[Document page transcription items]

☆ ☆ ☆ ☆ ☆

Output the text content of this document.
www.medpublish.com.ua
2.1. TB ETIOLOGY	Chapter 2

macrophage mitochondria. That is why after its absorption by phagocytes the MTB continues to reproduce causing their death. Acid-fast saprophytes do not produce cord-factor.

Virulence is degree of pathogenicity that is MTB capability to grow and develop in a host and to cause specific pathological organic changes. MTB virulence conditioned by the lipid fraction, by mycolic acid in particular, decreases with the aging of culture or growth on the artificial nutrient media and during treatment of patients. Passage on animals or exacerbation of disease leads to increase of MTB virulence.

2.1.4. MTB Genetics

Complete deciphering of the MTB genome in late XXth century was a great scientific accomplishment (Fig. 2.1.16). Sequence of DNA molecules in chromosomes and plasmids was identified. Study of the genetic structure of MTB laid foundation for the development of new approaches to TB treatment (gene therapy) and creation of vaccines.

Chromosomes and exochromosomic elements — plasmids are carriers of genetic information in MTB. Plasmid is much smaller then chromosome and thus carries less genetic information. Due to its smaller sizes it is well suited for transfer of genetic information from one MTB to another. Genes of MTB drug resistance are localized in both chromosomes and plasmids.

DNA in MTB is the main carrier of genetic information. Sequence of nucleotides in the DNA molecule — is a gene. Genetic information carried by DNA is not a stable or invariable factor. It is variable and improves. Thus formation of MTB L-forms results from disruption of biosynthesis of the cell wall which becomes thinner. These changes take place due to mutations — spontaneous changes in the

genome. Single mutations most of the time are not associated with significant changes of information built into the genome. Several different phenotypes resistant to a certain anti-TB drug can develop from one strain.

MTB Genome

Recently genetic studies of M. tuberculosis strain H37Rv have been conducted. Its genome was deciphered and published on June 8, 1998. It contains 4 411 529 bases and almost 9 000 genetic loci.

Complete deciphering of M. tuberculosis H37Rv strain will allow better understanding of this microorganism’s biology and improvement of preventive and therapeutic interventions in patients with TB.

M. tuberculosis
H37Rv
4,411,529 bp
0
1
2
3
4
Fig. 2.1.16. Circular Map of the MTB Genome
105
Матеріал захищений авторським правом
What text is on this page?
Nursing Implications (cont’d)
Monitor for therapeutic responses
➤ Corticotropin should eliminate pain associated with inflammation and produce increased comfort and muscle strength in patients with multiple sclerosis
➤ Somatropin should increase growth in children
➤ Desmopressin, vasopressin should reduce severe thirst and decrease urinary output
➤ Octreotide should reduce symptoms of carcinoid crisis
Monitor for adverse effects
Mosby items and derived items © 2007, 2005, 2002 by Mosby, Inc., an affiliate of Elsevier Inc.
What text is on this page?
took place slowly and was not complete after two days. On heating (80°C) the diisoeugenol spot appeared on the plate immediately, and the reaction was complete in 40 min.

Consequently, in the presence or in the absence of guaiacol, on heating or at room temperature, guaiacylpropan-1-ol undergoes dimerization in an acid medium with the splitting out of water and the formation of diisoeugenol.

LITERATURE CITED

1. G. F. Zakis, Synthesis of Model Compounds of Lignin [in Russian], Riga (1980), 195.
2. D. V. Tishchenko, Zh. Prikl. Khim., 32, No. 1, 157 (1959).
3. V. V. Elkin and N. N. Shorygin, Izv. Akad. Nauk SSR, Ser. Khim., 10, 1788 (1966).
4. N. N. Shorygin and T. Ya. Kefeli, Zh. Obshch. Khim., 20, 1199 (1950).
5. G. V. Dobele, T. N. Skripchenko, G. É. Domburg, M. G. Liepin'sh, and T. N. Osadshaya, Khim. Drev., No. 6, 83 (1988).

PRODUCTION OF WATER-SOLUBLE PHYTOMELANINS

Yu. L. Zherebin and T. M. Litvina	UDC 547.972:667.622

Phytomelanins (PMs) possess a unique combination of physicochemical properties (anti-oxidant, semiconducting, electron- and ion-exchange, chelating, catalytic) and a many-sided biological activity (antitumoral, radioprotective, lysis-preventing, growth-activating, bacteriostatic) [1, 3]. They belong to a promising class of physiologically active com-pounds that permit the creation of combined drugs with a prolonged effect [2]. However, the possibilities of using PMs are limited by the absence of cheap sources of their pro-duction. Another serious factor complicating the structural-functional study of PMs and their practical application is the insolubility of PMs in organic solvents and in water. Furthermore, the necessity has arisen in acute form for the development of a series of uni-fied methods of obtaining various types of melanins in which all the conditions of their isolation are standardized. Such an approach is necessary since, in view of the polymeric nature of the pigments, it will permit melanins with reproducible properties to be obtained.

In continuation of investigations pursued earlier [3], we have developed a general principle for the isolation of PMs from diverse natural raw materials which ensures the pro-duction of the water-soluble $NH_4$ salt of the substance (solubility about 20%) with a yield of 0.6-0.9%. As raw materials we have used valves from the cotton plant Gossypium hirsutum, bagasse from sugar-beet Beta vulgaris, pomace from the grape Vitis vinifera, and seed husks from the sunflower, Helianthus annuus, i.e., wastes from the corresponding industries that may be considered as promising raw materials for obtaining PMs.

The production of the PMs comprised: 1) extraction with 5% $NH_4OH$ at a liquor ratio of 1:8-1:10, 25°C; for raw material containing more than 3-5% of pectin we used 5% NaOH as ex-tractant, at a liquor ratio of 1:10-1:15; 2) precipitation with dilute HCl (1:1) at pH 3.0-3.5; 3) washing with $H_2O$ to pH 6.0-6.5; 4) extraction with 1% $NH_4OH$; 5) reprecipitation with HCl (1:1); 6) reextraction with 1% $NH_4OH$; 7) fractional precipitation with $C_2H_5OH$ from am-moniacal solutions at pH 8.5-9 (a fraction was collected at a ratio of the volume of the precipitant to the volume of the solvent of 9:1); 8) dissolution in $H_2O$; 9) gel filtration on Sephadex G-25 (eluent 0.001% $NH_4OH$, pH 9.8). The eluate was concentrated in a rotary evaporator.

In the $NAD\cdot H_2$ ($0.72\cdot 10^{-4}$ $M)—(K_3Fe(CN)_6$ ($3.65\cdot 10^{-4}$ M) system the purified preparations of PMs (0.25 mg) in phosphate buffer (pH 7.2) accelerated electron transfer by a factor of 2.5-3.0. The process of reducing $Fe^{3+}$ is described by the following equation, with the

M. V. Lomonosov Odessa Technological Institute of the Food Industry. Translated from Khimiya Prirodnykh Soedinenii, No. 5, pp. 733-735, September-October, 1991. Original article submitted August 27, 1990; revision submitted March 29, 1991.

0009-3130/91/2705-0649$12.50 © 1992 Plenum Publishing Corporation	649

☆ ☆ ☆ ☆ ☆

● **ACTIVITY**: The expected output is an exact copy of all the records above.

● **RESPONSE TO THIS TASK**:
Output the text content of this document.
www.medpublish.com.ua
2.1. TB ETIOLOGY	Chapter 2

macrophage mitochondria. That is why after its absorption by phagocytes the MTB continues to reproduce causing their death. Acid-fast saprophytes do not produce cord-factor.

Virulence is degree of pathogenicity that is MTB capability to grow and develop in a host and to cause specific pathological organic changes. MTB virulence conditioned by the lipid fraction, by mycolic acid in particular, decreases with the aging of culture or growth on the artificial nutrient media and during treatment of patients. Passage on animals or exacerbation of disease leads to increase of MTB virulence.

2.1.4. MTB Genetics

Complete deciphering of the MTB genome in late XXth century was a great scientific accomplishment (Fig. 2.1.16). Sequence of DNA molecules in chromosomes and plasmids was identified. Study of the genetic structure of MTB laid foundation for the development of new approaches to TB treatment (gene therapy) and creation of vaccines.

Chromosomes and exochromosomic elements — plasmids are carriers of genetic information in MTB. Plasmid is much smaller then chromosome and thus carries less genetic information. Due to its smaller sizes it is well suited for transfer of genetic information from one MTB to another. Genes of MTB drug resistance are localized in both chromosomes and plasmids.

DNA in MTB is the main carrier of genetic information. Sequence of nucleotides in the DNA molecule — is a gene. Genetic information carried by DNA is not a stable or invariable factor. It is variable and improves. Thus formation of MTB L-forms results from disruption of biosynthesis of the cell wall which becomes thinner. These changes take place due to mutations — spontaneous changes in the

genome. Single mutations most of the time are not associated with significant changes of information built into the genome. Several different phenotypes resistant to a certain anti-TB drug can develop from one strain.

MTB Genome

Recently genetic studies of M. tuberculosis strain H37Rv have been conducted. Its genome was deciphered and published on June 8, 1998. It contains 4 411 529 bases and almost 9 000 genetic loci.

Complete deciphering of M. tuberculosis H37Rv strain will allow better understanding of this microorganism’s biology and improvement of preventive and therapeutic interventions in patients with TB.

M. tuberculosis
H37Rv
4,411,529 bp
0
1
2
3
4
Fig. 2.1.16. Circular Map of the MTB Genome
105
Матеріал захищений авторським правом
What text is on this page?
Nursing Implications (cont’d)
Monitor for therapeutic responses
➤ Corticotropin should eliminate pain associated with inflammation and produce increased comfort and muscle strength in patients with multiple sclerosis
➤ Somatropin should increase growth in children
➤ Desmopressin, vasopressin should reduce severe thirst and decrease urinary output
➤ Octreotide should reduce symptoms of carcinoid crisis
Monitor for adverse effects
Mosby items and derived items © 2007, 2005, 2002 by Mosby, Inc., an affiliate of Elsevier Inc.
What text is on this page?
took place slowly and was not complete after two days. On heating (80°C) the diisoeugenol spot appeared on the plate immediately, and the reaction was complete in 40 min.

Consequently, in the presence or in the absence of guaiacol, on heating or at room temperature, guaiacylpropan-1-ol undergoes dimerization in an acid medium with the splitting out of water and the formation of diisoeugenol.

LITERATURE CITED

1. G. F. Zakis, Synthesis of Model Compounds of Lignin [in Russian], Riga (1980), 195.
2. D. V. Tishchenko, Zh. Prikl. Khim., 32, No. 1, 157 (1959).
3. V. V. Elkin and N. N. Shorygin, Izv. Akad. Nauk SSR, Ser. Khim., 10, 1788 (1966).
4. N. N. Shorygin and T. Ya. Kefeli, Zh. Obshch. Khim., 20, 1199 (1950).
5. G. V. Dobele, T. N. Skripchenko, G. É. Domburg, M. G. Liepin'sh, and T. N. Osadshaya, Khim. Drev., No. 6, 83 (1988).

PRODUCTION OF WATER-SOLUBLE PHYTOMELANINS

Yu. L. Zherebin and T. M. Litvina	UDC 547.972:667.622

Phytomelanins (PMs) possess a unique combination of physicochemical properties (anti-oxidant, semiconducting, electron- and ion-exchange, chelating, catalytic) and a many-sided biological activity (antitumoral, radioprotective, lysis-preventing, growth-activating, bacteriostatic) [1, 3]. They belong to a promising class of physiologically active com-pounds that permit the creation of combined drugs with a prolonged effect [2]. However, the possibilities of using PMs are limited by the absence of cheap sources of their pro-duction. Another serious factor complicating the structural-functional study of PMs and their practical application is the insolubility of PMs in organic solvents and in water. Furthermore, the necessity has arisen in acute form for the development of a series of uni-fied methods of obtaining various types of melanins in which all the conditions of their isolation are standardized. Such an approach is necessary since, in view of the polymeric nature of the pigments, it will permit melanins with reproducible properties to be obtained.

In continuation of investigations pursued earlier [3], we have developed a general principle for the isolation of PMs from diverse natural raw materials which ensures the pro-duction of the water-soluble $NH_4$ salt of the substance (solubility about 20%) with a yield of 0.6-0.9%. As raw materials we have used valves from the cotton plant Gossypium hirsutum, bagasse from sugar-beet Beta vulgaris, pomace from the grape Vitis vinifera, and seed husks from the sunflower, Helianthus annuus, i.e., wastes from the corresponding industries that may be considered as promising raw materials for obtaining PMs.

The production of the PMs comprised: 1) extraction with 5% $NH_4OH$ at a liquor ratio of 1:8-1:10, 25°C; for raw material containing more than 3-5% of pectin we used 5% NaOH as ex-tractant, at a liquor ratio of 1:10-1:15; 2) precipitation with dilute HCl (1:1) at pH 3.0-3.5; 3) washing with $H_2O$ to pH 6.0-6.5; 4) extraction with 1% $NH_4OH$; 5) reprecipitation with HCl (1:1); 6) reextraction with 1% $NH_4OH$; 7) fractional precipitation with $C_2H_5OH$ from am-moniacal solutions at pH 8.5-9 (a fraction was collected at a ratio of the volume of the precipitant to the volume of the solvent of 9:1); 8) dissolution in $H_2O$; 9) gel filtration on Sephadex G-25 (eluent 0.001% $NH_4OH$, pH 9.8). The eluate was concentrated in a rotary evaporator.

In the $NAD\cdot H_2$ ($0.72\cdot 10^{-4}$ $M)—(K_3Fe(CN)_6$ ($3.65\cdot 10^{-4}$ M) system the purified preparations of PMs (0.25 mg) in phosphate buffer (pH 7.2) accelerated electron transfer by a factor of 2.5-3.0. The process of reducing $Fe^{3+}$ is described by the following equation, with the

M. V. Lomonosov Odessa Technological Institute of the Food Industry. Translated from Khimiya Prirodnykh Soedinenii, No. 5, pp. 733-735, September-October, 1991. Original article submitted August 27, 1990; revision submitted March 29, 1991.

0009-3130/91/2705-0649$12.50 © 1992 Plenum Publishing Corporation	649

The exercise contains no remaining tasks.